Lines holding the string "Beans" are the ones to copy from this listing.

▶ _Data excerpts_:
■ ■ ■ ■ ■ ■ ■

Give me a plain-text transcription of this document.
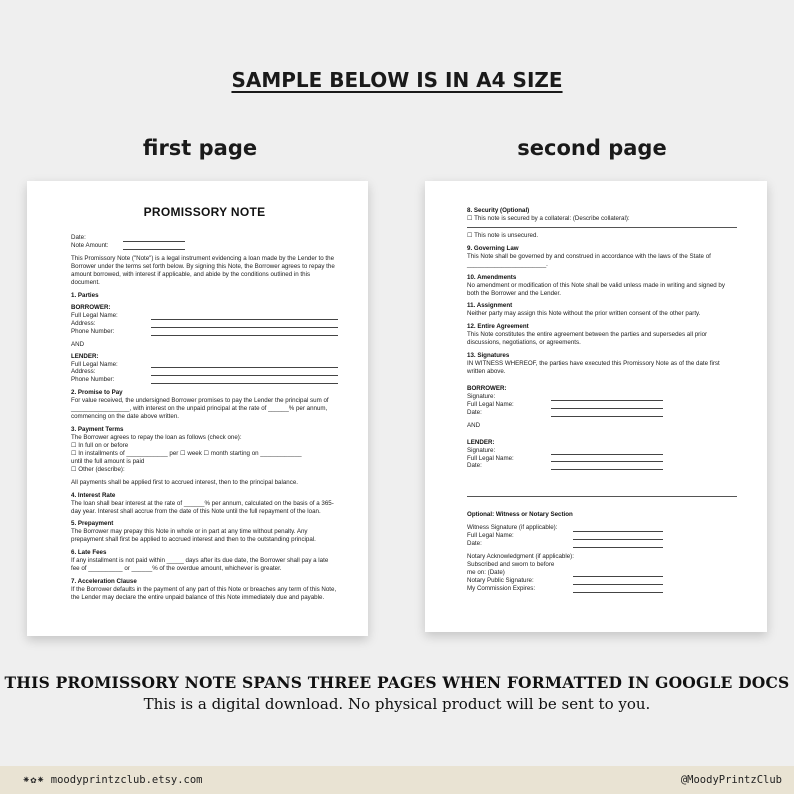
SAMPLE BELOW IS IN A4 SIZE
first page	second page
PROMISSORY NOTE
Date:
Note Amount:

This Promissory Note ("Note") is a legal instrument evidencing a loan made by the Lender to the Borrower under the terms set forth below. By signing this Note, the Borrower agrees to repay the amount borrowed, with interest if applicable, and abide by the conditions outlined in this document.

1. Parties
BORROWER:
Full Legal Name:
Address:
Phone Number:
AND
LENDER:
Full Legal Name:
Address:
Phone Number:
2. Promise to Pay

For value received, the undersigned Borrower promises to pay the Lender the principal sum of _________________, with interest on the unpaid principal at the rate of ______% per annum, commencing on the date above written.

3. Payment Terms

The Borrower agrees to repay the loan as follows (check one):

☐ In full on or before

☐ In installments of ____________ per ☐ week ☐ month starting on ____________

until the full amount is paid

☐ Other (describe):

All payments shall be applied first to accrued interest, then to the principal balance.

4. Interest Rate

The loan shall bear interest at the rate of ______% per annum, calculated on the basis of a 365-day year. Interest shall accrue from the date of this Note until the full repayment of the loan.

5. Prepayment

The Borrower may prepay this Note in whole or in part at any time without penalty. Any prepayment shall first be applied to accrued interest and then to the outstanding principal.

6. Late Fees

If any installment is not paid within _____ days after its due date, the Borrower shall pay a late fee of __________ or ______% of the overdue amount, whichever is greater.

7. Acceleration Clause

If the Borrower defaults in the payment of any part of this Note or breaches any term of this Note, the Lender may declare the entire unpaid balance of this Note immediately due and payable.

8. Security (Optional)

☐ This note is secured by a collateral: (Describe collateral):

☐ This note is unsecured.

9. Governing Law

This Note shall be governed by and construed in accordance with the laws of the State of _______________________.

10. Amendments

No amendment or modification of this Note shall be valid unless made in writing and signed by both the Borrower and the Lender.

11. Assignment

Neither party may assign this Note without the prior written consent of the other party.

12. Entire Agreement

This Note constitutes the entire agreement between the parties and supersedes all prior discussions, negotiations, or agreements.

13. Signatures

IN WITNESS WHEREOF, the parties have executed this Promissory Note as of the date first written above.

BORROWER:
Signature:
Full Legal Name:
Date:
AND
LENDER:
Signature:
Full Legal Name:
Date:
Optional: Witness or Notary Section
Witness Signature (if applicable):
Full Legal Name:
Date:

Notary Acknowledgment (if applicable):

Subscribed and sworn to before
me on: (Date)
Notary Public Signature:
My Commission Expires:
THIS PROMISSORY NOTE SPANS THREE PAGES WHEN FORMATTED IN GOOGLE DOCS
This is a digital download. No physical product will be sent to you.
⁕✿⁕ moodyprintzclub.etsy.com	@MoodyPrintzClub
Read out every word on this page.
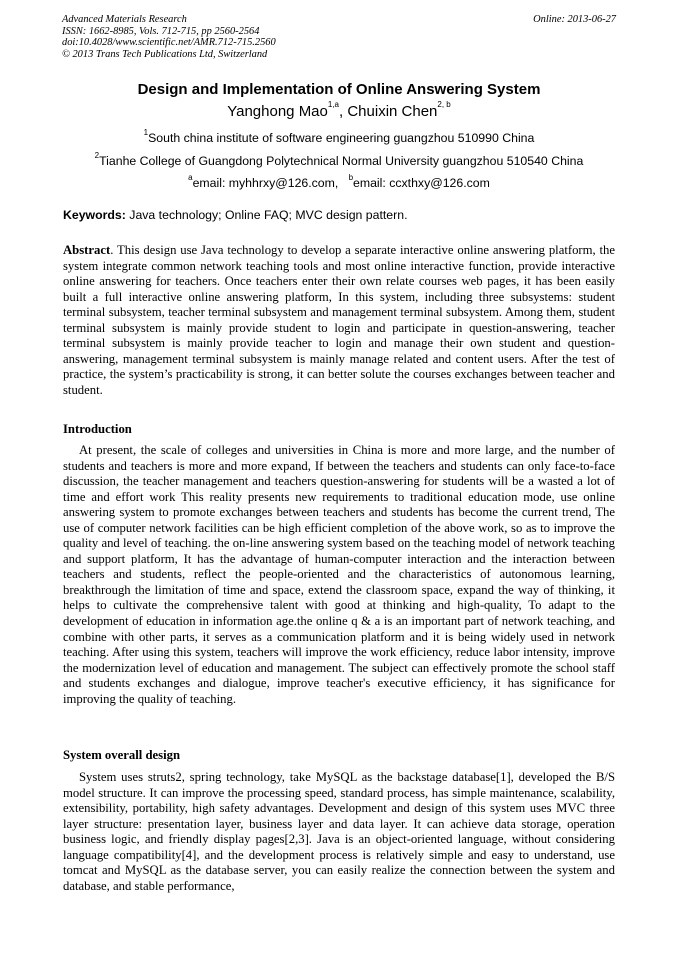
Advanced Materials Research
ISSN: 1662-8985, Vols. 712-715, pp 2560-2564
doi:10.4028/www.scientific.net/AMR.712-715.2560
© 2013 Trans Tech Publications Ltd, Switzerland
Online: 2013-06-27
Design and Implementation of Online Answering System
Yanghong Mao$^{1,a}$, Chuixin Chen$^{2, b}$
$^1$South china institute of software engineering guangzhou 510990 China
$^2$Tianhe College of Guangdong Polytechnical Normal University guangzhou 510540 China
$^a$email: myhhrxy@126.com, $^b$email: ccxthxy@126.com
Keywords: Java technology; Online FAQ; MVC design pattern.
Abstract. This design use Java technology to develop a separate interactive online answering platform, the system integrate common network teaching tools and most online interactive function, provide interactive online answering for teachers. Once teachers enter their own relate courses web pages, it has been easily built a full interactive online answering platform, In this system, including three subsystems: student terminal subsystem, teacher terminal subsystem and management terminal subsystem. Among them, student terminal subsystem is mainly provide student to login and participate in question-answering, teacher terminal subsystem is mainly provide teacher to login and manage their own student and question-answering, management terminal subsystem is mainly manage related and content users. After the test of practice, the system’s practicability is strong, it can better solute the courses exchanges between teacher and student.
Introduction
At present, the scale of colleges and universities in China is more and more large, and the number of students and teachers is more and more expand, If between the teachers and students can only face-to-face discussion, the teacher management and teachers question-answering for students will be a wasted a lot of time and effort work This reality presents new requirements to traditional education mode, use online answering system to promote exchanges between teachers and students has become the current trend, The use of computer network facilities can be high efficient completion of the above work, so as to improve the quality and level of teaching. the on-line answering system based on the teaching model of network teaching and support platform, It has the advantage of human-computer interaction and the interaction between teachers and students, reflect the people-oriented and the characteristics of autonomous learning, breakthrough the limitation of time and space, extend the classroom space, expand the way of thinking, it helps to cultivate the comprehensive talent with good at thinking and high-quality, To adapt to the development of education in information age.the online q & a is an important part of network teaching, and combine with other parts, it serves as a communication platform and it is being widely used in network teaching. After using this system, teachers will improve the work efficiency, reduce labor intensity, improve the modernization level of education and management. The subject can effectively promote the school staff and students exchanges and dialogue, improve teacher's executive efficiency, it has significance for improving the quality of teaching.
System overall design
System uses struts2, spring technology, take MySQL as the backstage database[1], developed the B/S model structure. It can improve the processing speed, standard process, has simple maintenance, scalability, extensibility, portability, high safety advantages. Development and design of this system uses MVC three layer structure: presentation layer, business layer and data layer. It can achieve data storage, operation business logic, and friendly display pages[2,3]. Java is an object-oriented language, without considering language compatibility[4], and the development process is relatively simple and easy to understand, use tomcat and MySQL as the database server, you can easily realize the connection between the system and database, and stable performance,
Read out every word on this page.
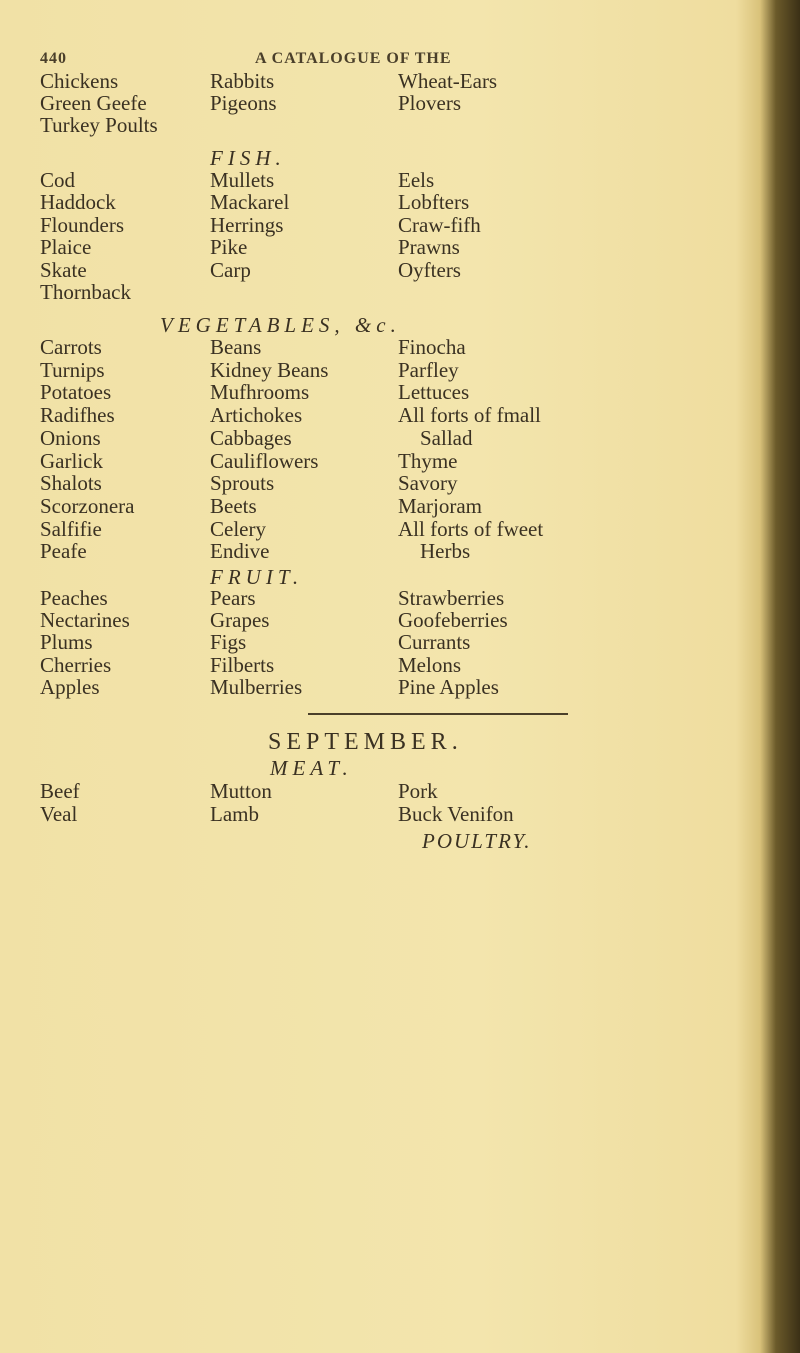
440	A CATALOGUE OF THE
Chickens	Rabbits	Wheat-Ears
Green Geefe	Pigeons	Plovers
Turkey Poults
Cod	Mullets	Eels
Haddock	Mackarel	Lobfters
Flounders	Herrings	Craw-fifh
Plaice	Pike	Prawns
Skate	Carp	Oyfters
Thornback
Carrots	Beans	Finocha
Turnips	Kidney Beans	Parfley
Potatoes	Mufhrooms	Lettuces
Radifhes	Artichokes	All forts of fmall
Onions	Cabbages	Sallad
Garlick	Cauliflowers	Thyme
Shalots	Sprouts	Savory
Scorzonera	Beets	Marjoram
Salfifie	Celery	All forts of fweet
Peafe	Endive	Herbs
Peaches	Pears	Strawberries
Nectarines	Grapes	Goofeberries
Plums	Figs	Currants
Cherries	Filberts	Melons
Apples	Mulberries	Pine Apples
Beef	Mutton	Pork
Veal	Lamb	Buck Venifon
FISH.
VEGETABLES, &c.
FRUIT.
SEPTEMBER.
MEAT.
POULTRY.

■ ■ ■ ■ ■ ■ ■

▶ _Output of the task_:
Carrots	Beans	Finocha
Turnips	Kidney Beans	Parfley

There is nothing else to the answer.